#### What you should do
Take from the listing each line that has the string "Belen".

#### Listed records
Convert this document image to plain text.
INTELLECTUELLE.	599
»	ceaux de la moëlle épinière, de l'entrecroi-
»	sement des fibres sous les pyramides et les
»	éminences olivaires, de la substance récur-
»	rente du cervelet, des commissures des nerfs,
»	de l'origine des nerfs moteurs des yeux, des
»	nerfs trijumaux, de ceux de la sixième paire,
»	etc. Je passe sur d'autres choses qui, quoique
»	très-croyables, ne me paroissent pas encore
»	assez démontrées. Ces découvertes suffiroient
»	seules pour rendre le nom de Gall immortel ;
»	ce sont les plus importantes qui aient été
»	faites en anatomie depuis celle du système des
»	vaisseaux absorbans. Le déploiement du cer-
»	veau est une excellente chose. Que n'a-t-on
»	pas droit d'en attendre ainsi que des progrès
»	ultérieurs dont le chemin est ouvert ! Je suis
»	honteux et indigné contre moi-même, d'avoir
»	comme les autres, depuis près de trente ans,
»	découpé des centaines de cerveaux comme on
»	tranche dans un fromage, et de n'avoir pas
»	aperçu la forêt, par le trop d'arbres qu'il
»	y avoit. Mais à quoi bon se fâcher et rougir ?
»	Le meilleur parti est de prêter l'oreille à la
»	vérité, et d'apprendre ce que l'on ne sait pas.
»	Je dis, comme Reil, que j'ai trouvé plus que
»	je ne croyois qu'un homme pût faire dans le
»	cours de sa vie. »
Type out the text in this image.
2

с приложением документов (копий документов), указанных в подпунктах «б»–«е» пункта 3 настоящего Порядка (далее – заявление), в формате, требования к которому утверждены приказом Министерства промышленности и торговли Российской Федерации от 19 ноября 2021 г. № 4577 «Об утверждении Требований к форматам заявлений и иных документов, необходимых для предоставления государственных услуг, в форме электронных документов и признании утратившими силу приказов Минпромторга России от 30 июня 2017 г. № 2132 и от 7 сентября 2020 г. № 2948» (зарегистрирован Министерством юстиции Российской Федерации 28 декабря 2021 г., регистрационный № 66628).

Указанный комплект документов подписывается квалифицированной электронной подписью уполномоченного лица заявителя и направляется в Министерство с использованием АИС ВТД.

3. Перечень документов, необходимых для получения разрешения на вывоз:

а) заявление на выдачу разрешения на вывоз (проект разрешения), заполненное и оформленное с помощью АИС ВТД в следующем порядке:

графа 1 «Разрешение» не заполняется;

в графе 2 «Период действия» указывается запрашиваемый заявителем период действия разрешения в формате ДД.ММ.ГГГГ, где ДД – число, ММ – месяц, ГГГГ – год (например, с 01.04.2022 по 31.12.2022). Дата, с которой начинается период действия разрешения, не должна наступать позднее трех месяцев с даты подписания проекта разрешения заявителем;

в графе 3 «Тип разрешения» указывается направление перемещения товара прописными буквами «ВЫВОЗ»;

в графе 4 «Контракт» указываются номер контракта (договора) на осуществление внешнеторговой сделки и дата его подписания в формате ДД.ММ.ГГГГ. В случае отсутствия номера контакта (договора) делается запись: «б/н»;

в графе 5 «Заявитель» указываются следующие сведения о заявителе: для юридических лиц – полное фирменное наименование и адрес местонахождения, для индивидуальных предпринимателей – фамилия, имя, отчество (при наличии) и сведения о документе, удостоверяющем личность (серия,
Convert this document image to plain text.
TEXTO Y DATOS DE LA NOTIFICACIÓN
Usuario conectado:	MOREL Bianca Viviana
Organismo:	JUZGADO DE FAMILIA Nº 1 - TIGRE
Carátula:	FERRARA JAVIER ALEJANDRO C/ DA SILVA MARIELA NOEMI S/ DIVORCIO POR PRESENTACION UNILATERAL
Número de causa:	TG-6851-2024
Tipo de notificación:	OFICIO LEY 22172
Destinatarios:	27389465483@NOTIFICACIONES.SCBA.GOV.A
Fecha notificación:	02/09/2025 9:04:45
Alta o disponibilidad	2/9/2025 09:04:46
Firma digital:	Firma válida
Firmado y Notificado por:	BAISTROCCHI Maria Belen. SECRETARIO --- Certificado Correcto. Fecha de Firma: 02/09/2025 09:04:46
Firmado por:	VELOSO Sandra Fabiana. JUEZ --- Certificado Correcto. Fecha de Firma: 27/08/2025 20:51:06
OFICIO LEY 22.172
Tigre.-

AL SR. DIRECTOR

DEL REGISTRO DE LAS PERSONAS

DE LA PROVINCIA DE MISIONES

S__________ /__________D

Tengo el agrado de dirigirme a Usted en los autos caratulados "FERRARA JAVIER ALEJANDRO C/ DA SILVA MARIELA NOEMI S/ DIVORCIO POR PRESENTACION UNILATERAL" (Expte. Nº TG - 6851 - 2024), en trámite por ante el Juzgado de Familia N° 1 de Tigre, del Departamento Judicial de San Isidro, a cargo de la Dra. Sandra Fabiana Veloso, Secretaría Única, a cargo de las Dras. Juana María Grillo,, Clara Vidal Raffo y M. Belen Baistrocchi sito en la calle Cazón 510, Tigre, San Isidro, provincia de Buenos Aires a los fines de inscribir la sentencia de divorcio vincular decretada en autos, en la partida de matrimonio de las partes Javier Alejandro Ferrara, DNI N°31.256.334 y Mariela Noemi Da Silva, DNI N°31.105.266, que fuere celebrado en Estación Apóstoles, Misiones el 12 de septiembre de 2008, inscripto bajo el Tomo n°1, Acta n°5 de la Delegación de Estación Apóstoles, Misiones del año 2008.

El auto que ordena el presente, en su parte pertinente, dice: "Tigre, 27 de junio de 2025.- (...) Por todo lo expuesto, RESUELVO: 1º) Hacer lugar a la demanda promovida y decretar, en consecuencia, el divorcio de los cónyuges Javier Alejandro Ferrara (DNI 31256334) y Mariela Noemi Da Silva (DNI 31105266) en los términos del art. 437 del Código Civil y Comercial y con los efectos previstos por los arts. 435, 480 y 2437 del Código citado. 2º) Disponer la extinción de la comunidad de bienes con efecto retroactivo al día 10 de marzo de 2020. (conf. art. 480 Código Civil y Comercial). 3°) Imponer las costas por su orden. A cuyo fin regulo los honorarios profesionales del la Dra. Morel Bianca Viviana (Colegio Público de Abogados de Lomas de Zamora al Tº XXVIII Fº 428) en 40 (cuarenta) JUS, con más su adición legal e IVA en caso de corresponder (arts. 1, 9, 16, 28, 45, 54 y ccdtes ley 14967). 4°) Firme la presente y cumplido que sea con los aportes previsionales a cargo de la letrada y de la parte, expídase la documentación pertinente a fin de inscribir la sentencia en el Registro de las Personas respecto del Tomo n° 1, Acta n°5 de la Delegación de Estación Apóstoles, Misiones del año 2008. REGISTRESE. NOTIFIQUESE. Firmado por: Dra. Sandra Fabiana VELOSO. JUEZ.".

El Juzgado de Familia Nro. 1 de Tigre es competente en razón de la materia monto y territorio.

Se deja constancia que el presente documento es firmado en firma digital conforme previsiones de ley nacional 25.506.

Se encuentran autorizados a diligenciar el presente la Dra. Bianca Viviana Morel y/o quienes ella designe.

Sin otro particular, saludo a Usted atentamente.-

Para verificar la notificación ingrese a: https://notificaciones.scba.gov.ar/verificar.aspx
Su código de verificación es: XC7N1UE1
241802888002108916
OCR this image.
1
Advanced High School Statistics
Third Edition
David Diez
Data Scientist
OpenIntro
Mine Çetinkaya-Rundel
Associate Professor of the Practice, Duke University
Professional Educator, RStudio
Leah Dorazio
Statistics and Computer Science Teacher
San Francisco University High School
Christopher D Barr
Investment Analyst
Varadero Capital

#### Completed exercise
Firmado y Notificado por:	BAISTROCCHI Maria Belen. SECRETARIO --- Certificado Correcto. Fecha de Firma: 02/09/2025 09:04:46
Tengo el agrado de dirigirme a Usted en los autos caratulados "FERRARA JAVIER ALEJANDRO C/ DA SILVA MARIELA NOEMI S/ DIVORCIO POR PRESENTACION UNILATERAL" (Expte. Nº TG - 6851 - 2024), en trámite por ante el Juzgado de Familia N° 1 de Tigre, del Departamento Judicial de San Isidro, a cargo de la Dra. Sandra Fabiana Veloso, Secretaría Única, a cargo de las Dras. Juana María Grillo,, Clara Vidal Raffo y M. Belen Baistrocchi sito en la calle Cazón 510, Tigre, San Isidro, provincia de Buenos Aires a los fines de inscribir la sentencia de divorcio vincular decretada en autos, en la partida de matrimonio de las partes Javier Alejandro Ferrara, DNI N°31.256.334 y Mariela Noemi Da Silva, DNI N°31.105.266, que fuere celebrado en Estación Apóstoles, Misiones el 12 de septiembre de 2008, inscripto bajo el Tomo n°1, Acta n°5 de la Delegación de Estación Apóstoles, Misiones del año 2008.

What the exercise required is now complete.